# [What you should do]
Select, from the data, each line where "Dékáni" occurs.

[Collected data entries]
□ □ □ □
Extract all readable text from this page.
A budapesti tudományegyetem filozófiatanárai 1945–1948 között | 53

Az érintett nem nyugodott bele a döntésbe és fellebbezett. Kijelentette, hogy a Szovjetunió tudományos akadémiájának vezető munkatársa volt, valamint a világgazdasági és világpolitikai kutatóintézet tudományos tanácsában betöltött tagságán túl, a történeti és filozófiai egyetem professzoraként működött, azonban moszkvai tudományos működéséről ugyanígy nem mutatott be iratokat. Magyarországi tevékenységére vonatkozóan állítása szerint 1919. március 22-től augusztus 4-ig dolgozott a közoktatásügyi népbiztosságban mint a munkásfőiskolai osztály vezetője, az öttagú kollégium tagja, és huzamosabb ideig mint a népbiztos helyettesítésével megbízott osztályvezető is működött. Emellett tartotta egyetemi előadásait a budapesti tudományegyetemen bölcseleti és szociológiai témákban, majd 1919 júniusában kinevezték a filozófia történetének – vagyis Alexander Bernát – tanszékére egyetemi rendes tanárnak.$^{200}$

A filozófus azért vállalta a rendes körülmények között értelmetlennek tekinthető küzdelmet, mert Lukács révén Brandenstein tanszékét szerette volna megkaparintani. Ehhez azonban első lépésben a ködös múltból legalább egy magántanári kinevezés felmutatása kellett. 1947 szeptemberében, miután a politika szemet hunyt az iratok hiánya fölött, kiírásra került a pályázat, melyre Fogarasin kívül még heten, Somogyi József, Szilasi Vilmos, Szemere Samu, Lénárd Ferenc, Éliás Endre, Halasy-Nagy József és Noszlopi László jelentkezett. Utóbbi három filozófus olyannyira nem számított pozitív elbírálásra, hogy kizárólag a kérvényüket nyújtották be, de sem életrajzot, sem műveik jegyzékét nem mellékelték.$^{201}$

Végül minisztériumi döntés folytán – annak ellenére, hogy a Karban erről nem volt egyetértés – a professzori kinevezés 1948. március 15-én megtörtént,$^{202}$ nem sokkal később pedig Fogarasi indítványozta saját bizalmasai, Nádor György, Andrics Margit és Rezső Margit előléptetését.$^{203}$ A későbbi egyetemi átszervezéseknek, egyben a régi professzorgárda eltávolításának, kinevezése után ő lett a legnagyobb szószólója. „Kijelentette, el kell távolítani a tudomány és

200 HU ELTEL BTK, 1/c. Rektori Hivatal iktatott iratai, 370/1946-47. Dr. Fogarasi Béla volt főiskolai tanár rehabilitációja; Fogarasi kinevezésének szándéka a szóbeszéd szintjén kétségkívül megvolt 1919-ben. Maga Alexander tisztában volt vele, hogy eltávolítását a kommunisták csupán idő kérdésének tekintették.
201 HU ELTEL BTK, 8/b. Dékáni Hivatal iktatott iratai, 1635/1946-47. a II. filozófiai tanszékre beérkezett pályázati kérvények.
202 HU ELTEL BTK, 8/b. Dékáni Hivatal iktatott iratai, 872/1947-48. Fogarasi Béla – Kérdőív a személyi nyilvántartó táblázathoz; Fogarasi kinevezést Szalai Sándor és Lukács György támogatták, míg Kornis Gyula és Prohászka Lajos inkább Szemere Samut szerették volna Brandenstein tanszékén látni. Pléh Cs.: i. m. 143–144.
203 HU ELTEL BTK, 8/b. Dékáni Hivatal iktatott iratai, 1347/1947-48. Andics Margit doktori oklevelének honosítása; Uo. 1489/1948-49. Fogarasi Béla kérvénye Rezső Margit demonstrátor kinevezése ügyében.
□ □ □ □
# [Solved problem]
201 HU ELTEL BTK, 8/b. Dékáni Hivatal iktatott iratai, 1635/1946-47. a II. filozófiai tanszékre beérkezett pályázati kérvények.
202 HU ELTEL BTK, 8/b. Dékáni Hivatal iktatott iratai, 872/1947-48. Fogarasi Béla – Kérdőív a személyi nyilvántartó táblázathoz; Fogarasi kinevezést Szalai Sándor és Lukács György támogatták, míg Kornis Gyula és Prohászka Lajos inkább Szemere Samut szerették volna Brandenstein tanszékén látni. Pléh Cs.: i. m. 143–144.
203 HU ELTEL BTK, 8/b. Dékáni Hivatal iktatott iratai, 1347/1947-48. Andics Margit doktori oklevelének honosítása; Uo. 1489/1948-49. Fogarasi Béla kérvénye Rezső Margit demonstrátor kinevezése ügyében.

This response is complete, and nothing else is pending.